(Records for this exercise):
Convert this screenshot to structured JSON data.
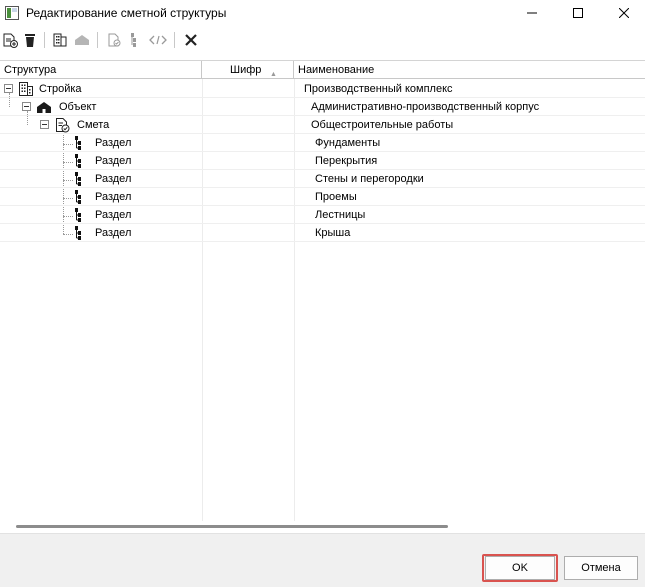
{
  "window": {
    "title": "Редактирование сметной структуры"
  },
  "toolbar": {
    "buttons": [
      "add-icon",
      "delete-icon",
      "building-icon",
      "house-icon",
      "estimate-icon",
      "section-icon",
      "code-icon",
      "close-x-icon"
    ]
  },
  "tree": {
    "columns": {
      "structure": "Структура",
      "cipher": "Шифр",
      "cipher_sort": "▲",
      "name": "Наименование"
    },
    "rows": [
      {
        "label": "Стройка",
        "name": "Производственный комплекс"
      },
      {
        "label": "Объект",
        "name": "Административно-производственный корпус"
      },
      {
        "label": "Смета",
        "name": "Общестроительные работы"
      },
      {
        "label": "Раздел",
        "name": "Фундаменты"
      },
      {
        "label": "Раздел",
        "name": "Перекрытия"
      },
      {
        "label": "Раздел",
        "name": "Стены и перегородки"
      },
      {
        "label": "Раздел",
        "name": "Проемы"
      },
      {
        "label": "Раздел",
        "name": "Лестницы"
      },
      {
        "label": "Раздел",
        "name": "Крыша"
      }
    ]
  },
  "footer": {
    "ok_label": "OK",
    "cancel_label": "Отмена"
  },
  "colors": {
    "highlight": "#d9534f"
  }
}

(Prompt): Only the number is wanted: how many lines of these entries contain the string "icon"?

(Solution to this exercise): 8